◆ The problem ◆
Write out each line of the material again, word for word.

::: Data to process

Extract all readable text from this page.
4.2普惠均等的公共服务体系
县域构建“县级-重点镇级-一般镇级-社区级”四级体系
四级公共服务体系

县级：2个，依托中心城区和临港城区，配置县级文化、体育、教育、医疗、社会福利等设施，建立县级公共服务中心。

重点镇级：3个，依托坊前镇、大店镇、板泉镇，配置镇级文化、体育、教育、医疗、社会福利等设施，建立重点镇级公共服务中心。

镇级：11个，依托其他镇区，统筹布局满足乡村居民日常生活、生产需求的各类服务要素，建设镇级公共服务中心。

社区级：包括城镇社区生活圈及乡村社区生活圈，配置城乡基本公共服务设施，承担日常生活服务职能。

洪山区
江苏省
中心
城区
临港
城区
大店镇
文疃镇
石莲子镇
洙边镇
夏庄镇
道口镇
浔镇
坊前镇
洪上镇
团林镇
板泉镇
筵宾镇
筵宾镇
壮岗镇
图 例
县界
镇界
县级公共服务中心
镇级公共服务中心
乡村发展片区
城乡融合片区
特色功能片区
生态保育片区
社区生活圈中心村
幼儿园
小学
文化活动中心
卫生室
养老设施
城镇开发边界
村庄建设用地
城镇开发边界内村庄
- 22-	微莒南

::::::

◆ Output of the exercise ◆
Extract all readable text from this page.
4.2普惠均等的公共服务体系
县域构建“县级-重点镇级-一般镇级-社区级”四级体系
四级公共服务体系

县级：2个，依托中心城区和临港城区，配置县级文化、体育、教育、医疗、社会福利等设施，建立县级公共服务中心。

重点镇级：3个，依托坊前镇、大店镇、板泉镇，配置镇级文化、体育、教育、医疗、社会福利等设施，建立重点镇级公共服务中心。

镇级：11个，依托其他镇区，统筹布局满足乡村居民日常生活、生产需求的各类服务要素，建设镇级公共服务中心。

社区级：包括城镇社区生活圈及乡村社区生活圈，配置城乡基本公共服务设施，承担日常生活服务职能。

洪山区
江苏省
中心
城区
临港
城区
大店镇
文疃镇
石莲子镇
洙边镇
夏庄镇
道口镇
浔镇
坊前镇
洪上镇
团林镇
板泉镇
筵宾镇
筵宾镇
壮岗镇
图 例
县界
镇界
县级公共服务中心
镇级公共服务中心
乡村发展片区
城乡融合片区
特色功能片区
生态保育片区
社区生活圈中心村
幼儿园
小学
文化活动中心
卫生室
养老设施
城镇开发边界
村庄建设用地
城镇开发边界内村庄
- 22-	微莒南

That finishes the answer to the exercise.